begin RECORD EXCERPTS

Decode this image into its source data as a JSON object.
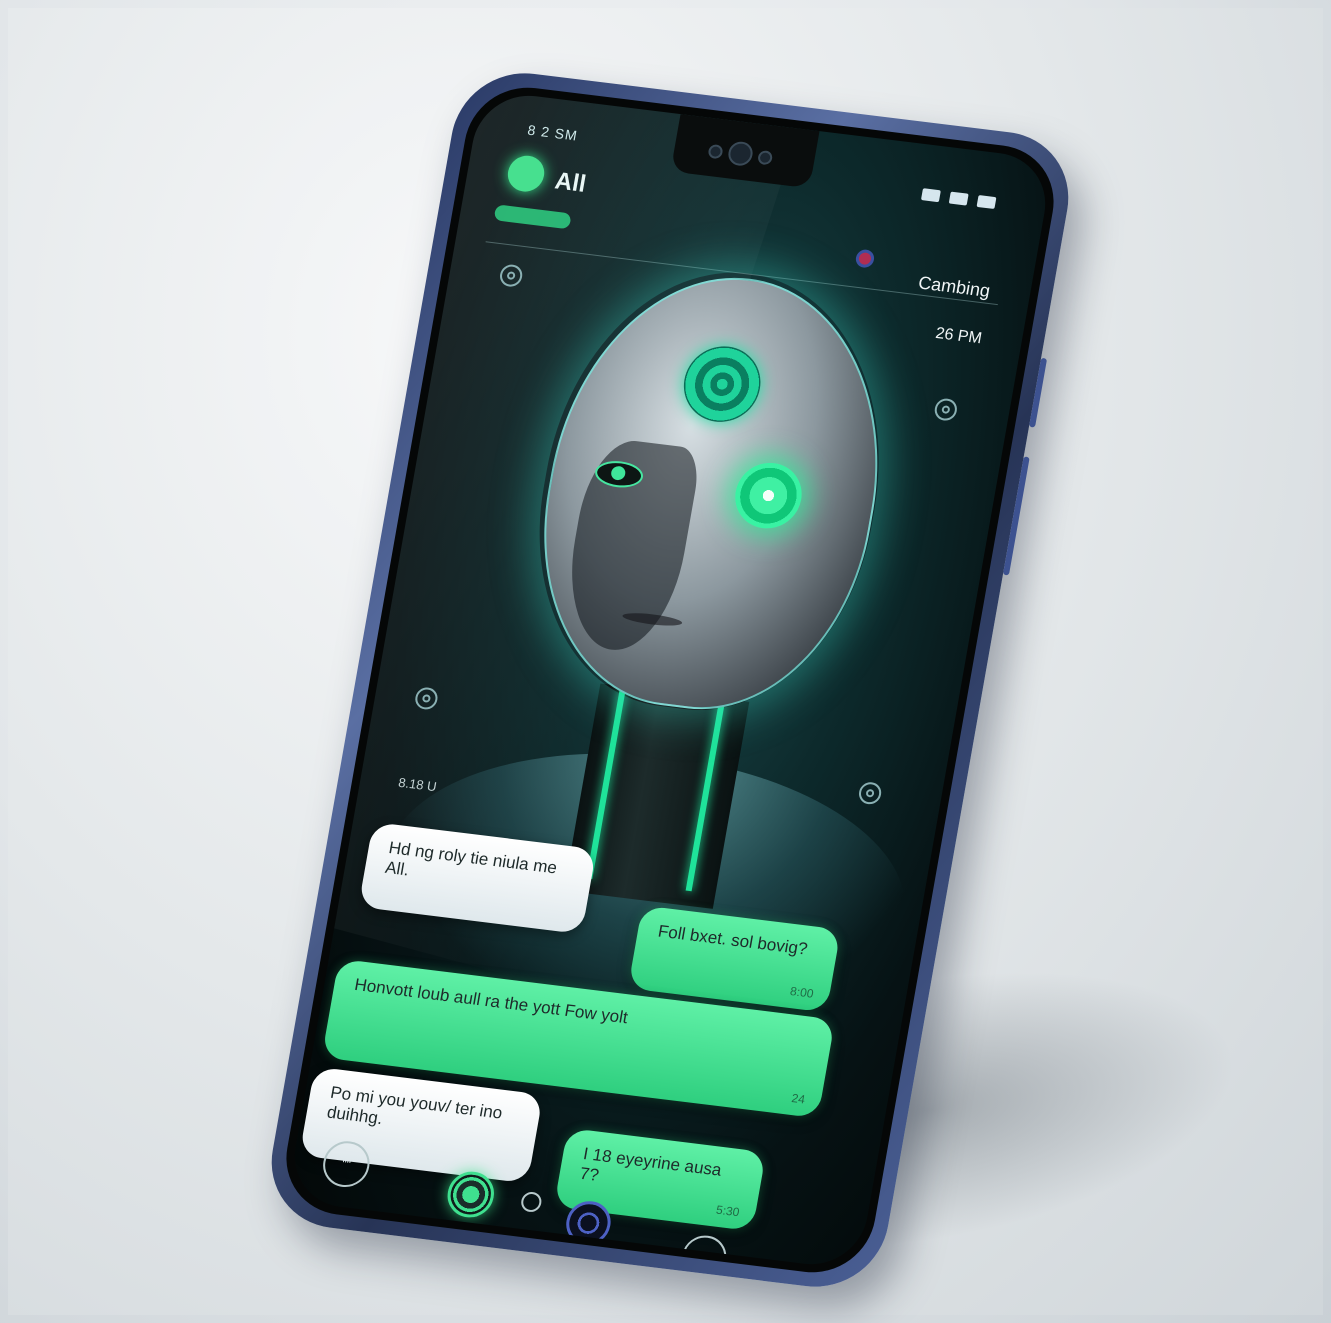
{
  "status_bar": {
    "left_text": "8 2 SM",
    "right_icons": [
      "signal-icon",
      "wifi-icon",
      "battery-icon"
    ]
  },
  "header": {
    "app_name": "All",
    "status": "Cambing",
    "time": "26 PM"
  },
  "chat": {
    "timestamp": "8.18 U",
    "messages": [
      {
        "side": "left",
        "text": "Hd ng roly tie niula me All.",
        "meta": ""
      },
      {
        "side": "right",
        "text": "Foll bxet. sol bovig?",
        "meta": "8:00"
      },
      {
        "side": "right",
        "text": "Honvott loub aull ra the yott Fow yolt",
        "meta": "24"
      },
      {
        "side": "left",
        "text": "Po mi you youv/ ter ino duihhg.",
        "meta": ""
      },
      {
        "side": "right",
        "text": "I 18 eyeyrine ausa 7?",
        "meta": "5:30"
      }
    ]
  },
  "nav": {
    "left_label": "\"\""
  },
  "colors": {
    "accent_green": "#3fe08f",
    "phone_frame": "#3d5290",
    "screen_bg": "#061214"
  }
}
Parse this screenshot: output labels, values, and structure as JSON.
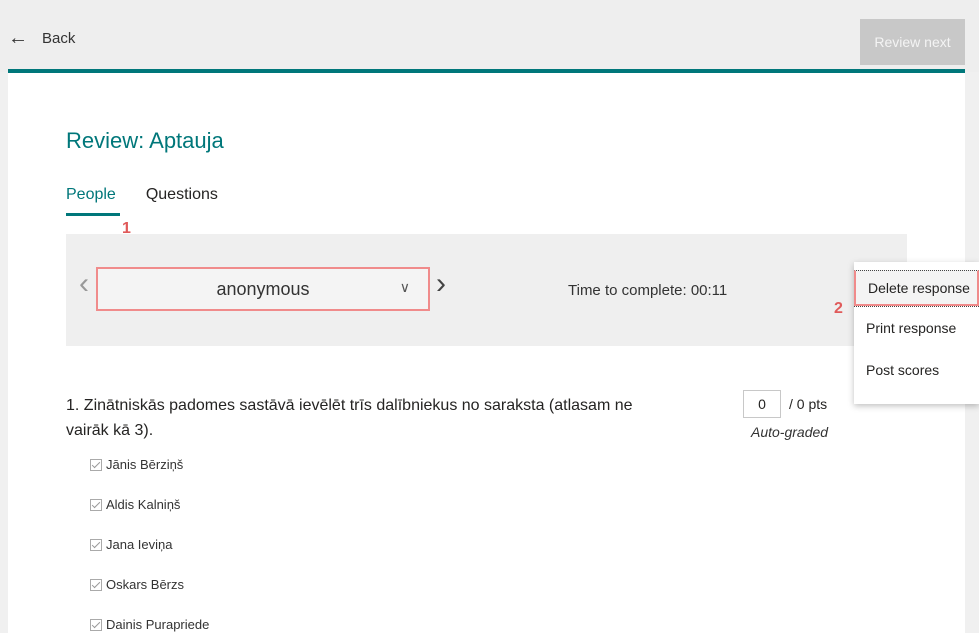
{
  "header": {
    "back_label": "Back",
    "review_next_label": "Review next"
  },
  "title": "Review: Aptauja",
  "tabs": [
    {
      "label": "People"
    },
    {
      "label": "Questions"
    }
  ],
  "annotations": {
    "one": "1",
    "two": "2"
  },
  "respondent": {
    "selected": "anonymous",
    "time_to_complete": "Time to complete: 00:11"
  },
  "menu": {
    "items": [
      {
        "label": "Delete response"
      },
      {
        "label": "Print response"
      },
      {
        "label": "Post scores"
      }
    ]
  },
  "question": {
    "text": "1. Zinātniskās padomes sastāvā ievēlēt trīs dalībniekus no saraksta (atlasam ne vairāk kā 3).",
    "score": "0",
    "score_suffix": "/ 0 pts",
    "grading": "Auto-graded",
    "options": [
      {
        "label": "Jānis Bērziņš"
      },
      {
        "label": "Aldis Kalniņš"
      },
      {
        "label": "Jana Ieviņa"
      },
      {
        "label": "Oskars Bērzs"
      },
      {
        "label": "Dainis Purapriede"
      }
    ]
  },
  "colors": {
    "accent": "#00777a",
    "highlight": "#f08b8b",
    "annotation": "#e05a5a"
  },
  "icons": [
    "back-arrow-icon",
    "chevron-left-icon",
    "chevron-right-icon",
    "chevron-down-icon",
    "comment-icon",
    "more-options-icon",
    "checkbox-icon"
  ]
}
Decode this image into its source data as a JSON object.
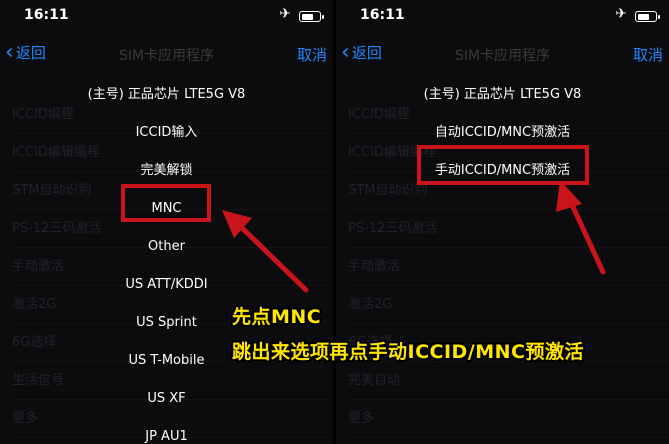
{
  "status": {
    "time": "16:11"
  },
  "nav": {
    "back_label": "返回",
    "title": "SIM卡应用程序",
    "cancel_label": "取消"
  },
  "left_background_rows": [
    "ICCID编程",
    "ICCID编辑编程",
    "STM自动识别",
    "PS-12三码激活",
    "手动激活",
    "激活2G",
    "6G选择",
    "生活信号",
    "更多"
  ],
  "right_background_rows": [
    "ICCID编程",
    "ICCID编辑编程",
    "STM自动识别",
    "PS-12三码激活",
    "手动激活",
    "激活2G",
    "6G选择",
    "完美自动",
    "更多"
  ],
  "left_menu": {
    "header": "(主号) 正品芯片 LTE5G V8",
    "items": [
      "ICCID输入",
      "完美解锁",
      "MNC",
      "Other",
      "US ATT/KDDI",
      "US Sprint",
      "US T-Mobile",
      "US XF",
      "JP AU1"
    ]
  },
  "right_menu": {
    "header": "(主号) 正品芯片 LTE5G V8",
    "items": [
      "自动ICCID/MNC预激活",
      "手动ICCID/MNC预激活"
    ]
  },
  "annotation": {
    "line1": "先点MNC",
    "line2": "跳出来选项再点手动ICCID/MNC预激活",
    "text_color": "#ffe600",
    "highlight_color": "#c8141a"
  },
  "icons": {
    "airplane": "✈",
    "back_chevron": "‹"
  }
}
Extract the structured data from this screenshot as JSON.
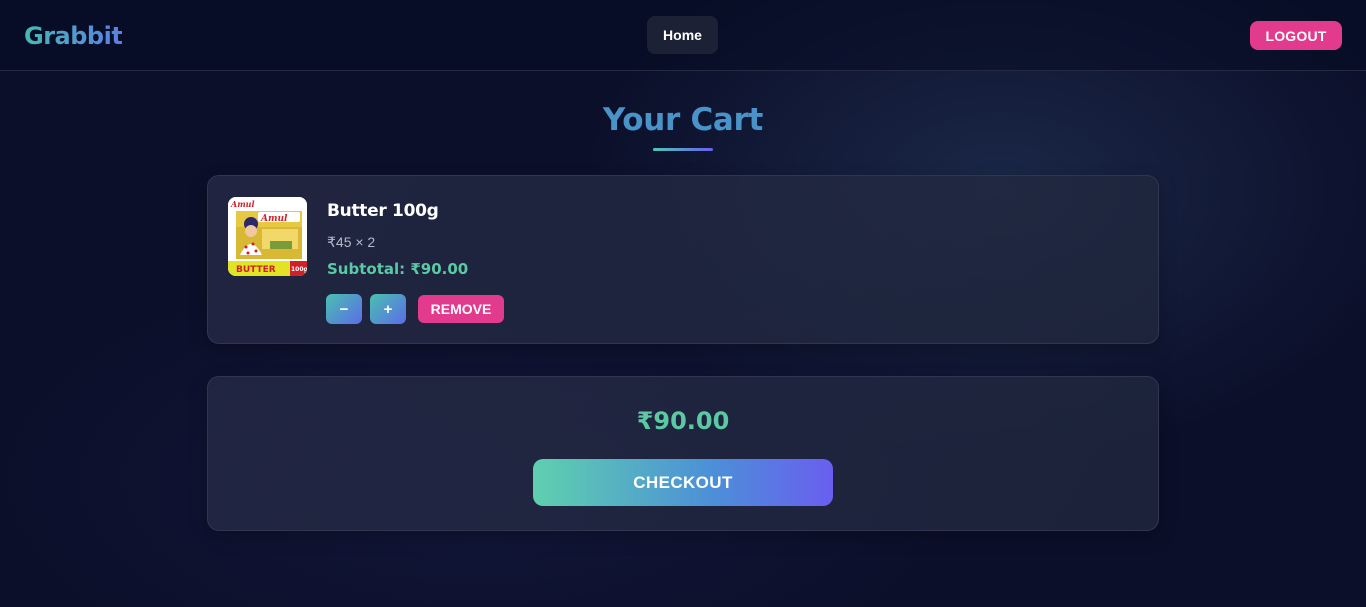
{
  "navbar": {
    "brand": "Grabbit",
    "home_label": "Home",
    "logout_label": "LOGOUT"
  },
  "page": {
    "title": "Your Cart"
  },
  "cart": {
    "items": [
      {
        "name": "Butter 100g",
        "price_qty": "₹45 × 2",
        "subtotal": "Subtotal: ₹90.00",
        "minus_label": "−",
        "plus_label": "+",
        "remove_label": "REMOVE",
        "image": {
          "brand_text": "Amul",
          "product_text": "BUTTER",
          "size_text": "100g"
        }
      }
    ]
  },
  "summary": {
    "total": "₹90.00",
    "checkout_label": "CHECKOUT"
  },
  "colors": {
    "background": "#0b0f2a",
    "accent_pink": "#e23b8d",
    "accent_green": "#5bc9a4",
    "title_blue": "#4a93c8"
  }
}
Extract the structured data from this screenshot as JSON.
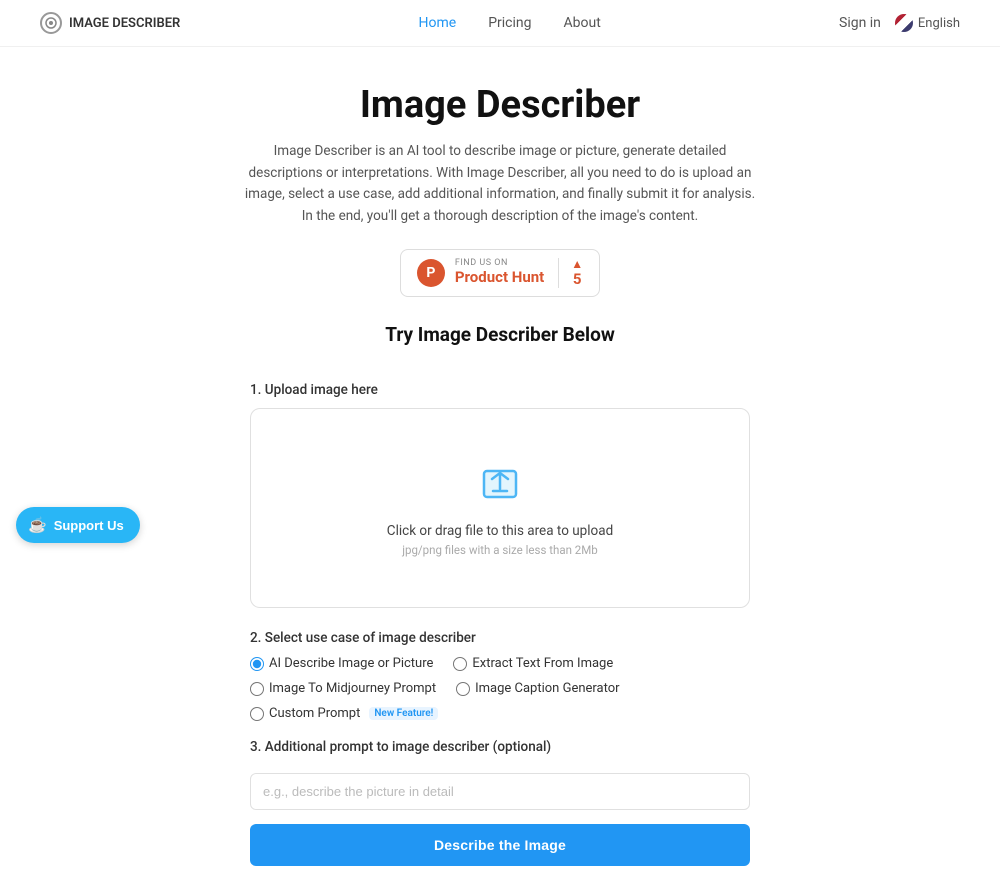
{
  "nav": {
    "logo_text": "IMAGE DESCRIBER",
    "links": [
      {
        "label": "Home",
        "active": true
      },
      {
        "label": "Pricing",
        "active": false
      },
      {
        "label": "About",
        "active": false
      }
    ],
    "sign_in": "Sign in",
    "language": "English"
  },
  "hero": {
    "title": "Image Describer",
    "description": "Image Describer is an AI tool to describe image or picture, generate detailed descriptions or interpretations. With Image Describer, all you need to do is upload an image, select a use case, add additional information, and finally submit it for analysis. In the end, you'll get a thorough description of the image's content.",
    "ph_find_us": "FIND US ON",
    "ph_name": "Product Hunt",
    "ph_score": "5"
  },
  "main": {
    "try_title": "Try Image Describer Below",
    "step1_label": "1. Upload image here",
    "upload_text": "Click or drag file to this area to upload",
    "upload_hint": "jpg/png files with a size less than 2Mb",
    "step2_label": "2. Select use case of image describer",
    "use_cases": [
      {
        "label": "AI Describe Image or Picture",
        "checked": true
      },
      {
        "label": "Extract Text From Image",
        "checked": false
      },
      {
        "label": "Image To Midjourney Prompt",
        "checked": false
      },
      {
        "label": "Image Caption Generator",
        "checked": false
      },
      {
        "label": "Custom Prompt",
        "checked": false,
        "badge": "New Feature!"
      }
    ],
    "step3_label": "3. Additional prompt to image describer (optional)",
    "prompt_placeholder": "e.g., describe the picture in detail",
    "submit_label": "Describe the Image"
  },
  "support": {
    "label": "Support Us"
  }
}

end RECORD EXCERPTS

STATED TASK →
An exact transcription of all the entries is required, without the pictures.

SOLUTION FOR THIS TASK →
Decode this image into its source data as a JSON object.
{
  "status_bar": {
    "left_text": "8 2 SM",
    "right_icons": [
      "signal-icon",
      "wifi-icon",
      "battery-icon"
    ]
  },
  "header": {
    "app_name": "All",
    "status": "Cambing",
    "time": "26 PM"
  },
  "chat": {
    "timestamp": "8.18 U",
    "messages": [
      {
        "side": "left",
        "text": "Hd ng roly tie niula me All.",
        "meta": ""
      },
      {
        "side": "right",
        "text": "Foll bxet. sol bovig?",
        "meta": "8:00"
      },
      {
        "side": "right",
        "text": "Honvott loub aull ra the yott Fow yolt",
        "meta": "24"
      },
      {
        "side": "left",
        "text": "Po mi you youv/ ter ino duihhg.",
        "meta": ""
      },
      {
        "side": "right",
        "text": "I 18 eyeyrine ausa 7?",
        "meta": "5:30"
      }
    ]
  },
  "nav": {
    "left_label": "\"\""
  },
  "colors": {
    "accent_green": "#3fe08f",
    "phone_frame": "#3d5290",
    "screen_bg": "#061214"
  }
}
Parse this screenshot: output labels, values, and structure as JSON.
{
  "header": {
    "back_label": "Back",
    "review_next_label": "Review next"
  },
  "title": "Review: Aptauja",
  "tabs": [
    {
      "label": "People"
    },
    {
      "label": "Questions"
    }
  ],
  "annotations": {
    "one": "1",
    "two": "2"
  },
  "respondent": {
    "selected": "anonymous",
    "time_to_complete": "Time to complete: 00:11"
  },
  "menu": {
    "items": [
      {
        "label": "Delete response"
      },
      {
        "label": "Print response"
      },
      {
        "label": "Post scores"
      }
    ]
  },
  "question": {
    "text": "1. Zinātniskās padomes sastāvā ievēlēt trīs dalībniekus no saraksta (atlasam ne vairāk kā 3).",
    "score": "0",
    "score_suffix": "/ 0 pts",
    "grading": "Auto-graded",
    "options": [
      {
        "label": "Jānis Bērziņš"
      },
      {
        "label": "Aldis Kalniņš"
      },
      {
        "label": "Jana Ieviņa"
      },
      {
        "label": "Oskars Bērzs"
      },
      {
        "label": "Dainis Purapriede"
      }
    ]
  },
  "colors": {
    "accent": "#00777a",
    "highlight": "#f08b8b",
    "annotation": "#e05a5a"
  },
  "icons": [
    "back-arrow-icon",
    "chevron-left-icon",
    "chevron-right-icon",
    "chevron-down-icon",
    "comment-icon",
    "more-options-icon",
    "checkbox-icon"
  ]
}
Decode this image into its source data as a JSON object.
{
  "status": {
    "time": "16:11"
  },
  "nav": {
    "back_label": "返回",
    "title": "SIM卡应用程序",
    "cancel_label": "取消"
  },
  "left_background_rows": [
    "ICCID编程",
    "ICCID编辑编程",
    "STM自动识别",
    "PS-12三码激活",
    "手动激活",
    "激活2G",
    "6G选择",
    "生活信号",
    "更多"
  ],
  "right_background_rows": [
    "ICCID编程",
    "ICCID编辑编程",
    "STM自动识别",
    "PS-12三码激活",
    "手动激活",
    "激活2G",
    "6G选择",
    "完美自动",
    "更多"
  ],
  "left_menu": {
    "header": "(主号) 正品芯片 LTE5G V8",
    "items": [
      "ICCID输入",
      "完美解锁",
      "MNC",
      "Other",
      "US ATT/KDDI",
      "US Sprint",
      "US T-Mobile",
      "US XF",
      "JP AU1"
    ]
  },
  "right_menu": {
    "header": "(主号) 正品芯片 LTE5G V8",
    "items": [
      "自动ICCID/MNC预激活",
      "手动ICCID/MNC预激活"
    ]
  },
  "annotation": {
    "line1": "先点MNC",
    "line2": "跳出来选项再点手动ICCID/MNC预激活",
    "text_color": "#ffe600",
    "highlight_color": "#c8141a"
  },
  "icons": {
    "airplane": "✈",
    "back_chevron": "‹"
  }
}
Extract the structured data from this screenshot as JSON.
{
  "navbar": {
    "brand": "Grabbit",
    "home_label": "Home",
    "logout_label": "LOGOUT"
  },
  "page": {
    "title": "Your Cart"
  },
  "cart": {
    "items": [
      {
        "name": "Butter 100g",
        "price_qty": "₹45 × 2",
        "subtotal": "Subtotal: ₹90.00",
        "minus_label": "−",
        "plus_label": "+",
        "remove_label": "REMOVE",
        "image": {
          "brand_text": "Amul",
          "product_text": "BUTTER",
          "size_text": "100g"
        }
      }
    ]
  },
  "summary": {
    "total": "₹90.00",
    "checkout_label": "CHECKOUT"
  },
  "colors": {
    "background": "#0b0f2a",
    "accent_pink": "#e23b8d",
    "accent_green": "#5bc9a4",
    "title_blue": "#4a93c8"
  }
}
Extract the structured data from this screenshot as JSON.
{
  "nav": {
    "logo_text": "IMAGE DESCRIBER",
    "links": [
      {
        "label": "Home",
        "active": true
      },
      {
        "label": "Pricing",
        "active": false
      },
      {
        "label": "About",
        "active": false
      }
    ],
    "sign_in": "Sign in",
    "language": "English"
  },
  "hero": {
    "title": "Image Describer",
    "description": "Image Describer is an AI tool to describe image or picture, generate detailed descriptions or interpretations. With Image Describer, all you need to do is upload an image, select a use case, add additional information, and finally submit it for analysis. In the end, you'll get a thorough description of the image's content.",
    "ph_find_us": "FIND US ON",
    "ph_name": "Product Hunt",
    "ph_score": "5"
  },
  "main": {
    "try_title": "Try Image Describer Below",
    "step1_label": "1. Upload image here",
    "upload_text": "Click or drag file to this area to upload",
    "upload_hint": "jpg/png files with a size less than 2Mb",
    "step2_label": "2. Select use case of image describer",
    "use_cases": [
      {
        "label": "AI Describe Image or Picture",
        "checked": true
      },
      {
        "label": "Extract Text From Image",
        "checked": false
      },
      {
        "label": "Image To Midjourney Prompt",
        "checked": false
      },
      {
        "label": "Image Caption Generator",
        "checked": false
      },
      {
        "label": "Custom Prompt",
        "checked": false,
        "badge": "New Feature!"
      }
    ],
    "step3_label": "3. Additional prompt to image describer (optional)",
    "prompt_placeholder": "e.g., describe the picture in detail",
    "submit_label": "Describe the Image"
  },
  "support": {
    "label": "Support Us"
  }
}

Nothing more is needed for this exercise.